## Work instructions
Return the full material exactly.

## Stored records
----------

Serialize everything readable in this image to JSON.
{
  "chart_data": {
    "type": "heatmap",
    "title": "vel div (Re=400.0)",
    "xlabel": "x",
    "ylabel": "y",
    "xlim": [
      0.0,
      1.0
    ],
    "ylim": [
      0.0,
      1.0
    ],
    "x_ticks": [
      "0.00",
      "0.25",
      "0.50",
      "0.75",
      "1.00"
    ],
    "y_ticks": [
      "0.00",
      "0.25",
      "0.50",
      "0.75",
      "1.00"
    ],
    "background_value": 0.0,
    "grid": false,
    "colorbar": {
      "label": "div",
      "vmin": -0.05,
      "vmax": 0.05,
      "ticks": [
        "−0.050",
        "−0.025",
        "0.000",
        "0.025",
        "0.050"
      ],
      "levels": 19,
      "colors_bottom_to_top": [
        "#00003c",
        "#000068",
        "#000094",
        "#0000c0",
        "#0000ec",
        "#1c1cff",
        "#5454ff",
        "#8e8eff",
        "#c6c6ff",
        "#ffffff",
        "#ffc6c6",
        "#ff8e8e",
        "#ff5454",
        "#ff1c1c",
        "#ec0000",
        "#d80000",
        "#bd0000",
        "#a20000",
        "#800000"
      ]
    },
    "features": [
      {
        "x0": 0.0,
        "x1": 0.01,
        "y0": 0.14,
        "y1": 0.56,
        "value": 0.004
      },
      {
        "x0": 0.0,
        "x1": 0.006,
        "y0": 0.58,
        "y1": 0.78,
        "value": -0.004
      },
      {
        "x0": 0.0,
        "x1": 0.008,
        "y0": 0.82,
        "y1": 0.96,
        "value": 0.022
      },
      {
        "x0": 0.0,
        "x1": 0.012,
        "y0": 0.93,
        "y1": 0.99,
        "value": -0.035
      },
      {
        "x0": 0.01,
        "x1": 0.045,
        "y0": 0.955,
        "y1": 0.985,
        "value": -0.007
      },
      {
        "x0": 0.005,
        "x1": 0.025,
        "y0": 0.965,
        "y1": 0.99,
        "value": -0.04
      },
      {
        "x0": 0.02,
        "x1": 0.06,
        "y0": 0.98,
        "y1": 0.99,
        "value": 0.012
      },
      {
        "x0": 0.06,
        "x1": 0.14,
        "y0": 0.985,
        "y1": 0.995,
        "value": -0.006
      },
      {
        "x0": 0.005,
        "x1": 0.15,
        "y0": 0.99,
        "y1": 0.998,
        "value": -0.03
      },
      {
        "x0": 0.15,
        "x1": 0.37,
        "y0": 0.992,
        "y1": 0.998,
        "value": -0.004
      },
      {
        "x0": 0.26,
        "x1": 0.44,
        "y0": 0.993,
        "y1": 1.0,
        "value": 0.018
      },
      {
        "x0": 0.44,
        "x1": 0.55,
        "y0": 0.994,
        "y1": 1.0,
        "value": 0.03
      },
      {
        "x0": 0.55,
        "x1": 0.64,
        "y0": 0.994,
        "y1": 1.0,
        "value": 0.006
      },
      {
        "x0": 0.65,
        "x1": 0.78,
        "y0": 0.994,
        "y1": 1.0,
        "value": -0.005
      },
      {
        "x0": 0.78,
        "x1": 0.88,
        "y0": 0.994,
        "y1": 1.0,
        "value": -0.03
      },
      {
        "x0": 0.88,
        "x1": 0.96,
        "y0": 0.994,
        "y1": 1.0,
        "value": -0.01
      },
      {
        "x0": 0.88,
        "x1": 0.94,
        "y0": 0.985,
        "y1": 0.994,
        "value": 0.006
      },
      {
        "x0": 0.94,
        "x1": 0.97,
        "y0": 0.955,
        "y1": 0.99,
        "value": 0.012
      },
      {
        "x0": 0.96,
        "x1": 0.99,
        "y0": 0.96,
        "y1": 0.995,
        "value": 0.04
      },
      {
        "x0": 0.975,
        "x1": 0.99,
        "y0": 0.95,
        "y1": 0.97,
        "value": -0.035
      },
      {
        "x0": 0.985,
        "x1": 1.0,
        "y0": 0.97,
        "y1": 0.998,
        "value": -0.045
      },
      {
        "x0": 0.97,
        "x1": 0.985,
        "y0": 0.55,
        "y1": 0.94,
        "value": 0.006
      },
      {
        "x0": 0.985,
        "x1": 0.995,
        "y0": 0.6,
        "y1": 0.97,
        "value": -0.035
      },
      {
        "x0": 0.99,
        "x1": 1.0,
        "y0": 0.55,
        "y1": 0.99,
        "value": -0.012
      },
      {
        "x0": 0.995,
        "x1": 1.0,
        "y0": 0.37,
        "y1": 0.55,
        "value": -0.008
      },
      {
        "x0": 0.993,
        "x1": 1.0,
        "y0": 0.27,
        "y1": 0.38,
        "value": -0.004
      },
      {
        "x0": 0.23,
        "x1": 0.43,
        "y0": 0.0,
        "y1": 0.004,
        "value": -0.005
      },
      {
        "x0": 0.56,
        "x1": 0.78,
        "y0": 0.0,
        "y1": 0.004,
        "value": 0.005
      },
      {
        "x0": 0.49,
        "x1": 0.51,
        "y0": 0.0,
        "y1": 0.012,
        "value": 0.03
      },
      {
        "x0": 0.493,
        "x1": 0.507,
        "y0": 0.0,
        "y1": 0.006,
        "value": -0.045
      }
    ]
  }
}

----------

## Result
Serialize everything readable in this image to JSON.
{
  "chart_data": {
    "type": "heatmap",
    "title": "vel div (Re=400.0)",
    "xlabel": "x",
    "ylabel": "y",
    "xlim": [
      0.0,
      1.0
    ],
    "ylim": [
      0.0,
      1.0
    ],
    "x_ticks": [
      "0.00",
      "0.25",
      "0.50",
      "0.75",
      "1.00"
    ],
    "y_ticks": [
      "0.00",
      "0.25",
      "0.50",
      "0.75",
      "1.00"
    ],
    "background_value": 0.0,
    "grid": false,
    "colorbar": {
      "label": "div",
      "vmin": -0.05,
      "vmax": 0.05,
      "ticks": [
        "−0.050",
        "−0.025",
        "0.000",
        "0.025",
        "0.050"
      ],
      "levels": 19,
      "colors_bottom_to_top": [
        "#00003c",
        "#000068",
        "#000094",
        "#0000c0",
        "#0000ec",
        "#1c1cff",
        "#5454ff",
        "#8e8eff",
        "#c6c6ff",
        "#ffffff",
        "#ffc6c6",
        "#ff8e8e",
        "#ff5454",
        "#ff1c1c",
        "#ec0000",
        "#d80000",
        "#bd0000",
        "#a20000",
        "#800000"
      ]
    },
    "features": [
      {
        "x0": 0.0,
        "x1": 0.01,
        "y0": 0.14,
        "y1": 0.56,
        "value": 0.004
      },
      {
        "x0": 0.0,
        "x1": 0.006,
        "y0": 0.58,
        "y1": 0.78,
        "value": -0.004
      },
      {
        "x0": 0.0,
        "x1": 0.008,
        "y0": 0.82,
        "y1": 0.96,
        "value": 0.022
      },
      {
        "x0": 0.0,
        "x1": 0.012,
        "y0": 0.93,
        "y1": 0.99,
        "value": -0.035
      },
      {
        "x0": 0.01,
        "x1": 0.045,
        "y0": 0.955,
        "y1": 0.985,
        "value": -0.007
      },
      {
        "x0": 0.005,
        "x1": 0.025,
        "y0": 0.965,
        "y1": 0.99,
        "value": -0.04
      },
      {
        "x0": 0.02,
        "x1": 0.06,
        "y0": 0.98,
        "y1": 0.99,
        "value": 0.012
      },
      {
        "x0": 0.06,
        "x1": 0.14,
        "y0": 0.985,
        "y1": 0.995,
        "value": -0.006
      },
      {
        "x0": 0.005,
        "x1": 0.15,
        "y0": 0.99,
        "y1": 0.998,
        "value": -0.03
      },
      {
        "x0": 0.15,
        "x1": 0.37,
        "y0": 0.992,
        "y1": 0.998,
        "value": -0.004
      },
      {
        "x0": 0.26,
        "x1": 0.44,
        "y0": 0.993,
        "y1": 1.0,
        "value": 0.018
      },
      {
        "x0": 0.44,
        "x1": 0.55,
        "y0": 0.994,
        "y1": 1.0,
        "value": 0.03
      },
      {
        "x0": 0.55,
        "x1": 0.64,
        "y0": 0.994,
        "y1": 1.0,
        "value": 0.006
      },
      {
        "x0": 0.65,
        "x1": 0.78,
        "y0": 0.994,
        "y1": 1.0,
        "value": -0.005
      },
      {
        "x0": 0.78,
        "x1": 0.88,
        "y0": 0.994,
        "y1": 1.0,
        "value": -0.03
      },
      {
        "x0": 0.88,
        "x1": 0.96,
        "y0": 0.994,
        "y1": 1.0,
        "value": -0.01
      },
      {
        "x0": 0.88,
        "x1": 0.94,
        "y0": 0.985,
        "y1": 0.994,
        "value": 0.006
      },
      {
        "x0": 0.94,
        "x1": 0.97,
        "y0": 0.955,
        "y1": 0.99,
        "value": 0.012
      },
      {
        "x0": 0.96,
        "x1": 0.99,
        "y0": 0.96,
        "y1": 0.995,
        "value": 0.04
      },
      {
        "x0": 0.975,
        "x1": 0.99,
        "y0": 0.95,
        "y1": 0.97,
        "value": -0.035
      },
      {
        "x0": 0.985,
        "x1": 1.0,
        "y0": 0.97,
        "y1": 0.998,
        "value": -0.045
      },
      {
        "x0": 0.97,
        "x1": 0.985,
        "y0": 0.55,
        "y1": 0.94,
        "value": 0.006
      },
      {
        "x0": 0.985,
        "x1": 0.995,
        "y0": 0.6,
        "y1": 0.97,
        "value": -0.035
      },
      {
        "x0": 0.99,
        "x1": 1.0,
        "y0": 0.55,
        "y1": 0.99,
        "value": -0.012
      },
      {
        "x0": 0.995,
        "x1": 1.0,
        "y0": 0.37,
        "y1": 0.55,
        "value": -0.008
      },
      {
        "x0": 0.993,
        "x1": 1.0,
        "y0": 0.27,
        "y1": 0.38,
        "value": -0.004
      },
      {
        "x0": 0.23,
        "x1": 0.43,
        "y0": 0.0,
        "y1": 0.004,
        "value": -0.005
      },
      {
        "x0": 0.56,
        "x1": 0.78,
        "y0": 0.0,
        "y1": 0.004,
        "value": 0.005
      },
      {
        "x0": 0.49,
        "x1": 0.51,
        "y0": 0.0,
        "y1": 0.012,
        "value": 0.03
      },
      {
        "x0": 0.493,
        "x1": 0.507,
        "y0": 0.0,
        "y1": 0.006,
        "value": -0.045
      }
    ]
  }
}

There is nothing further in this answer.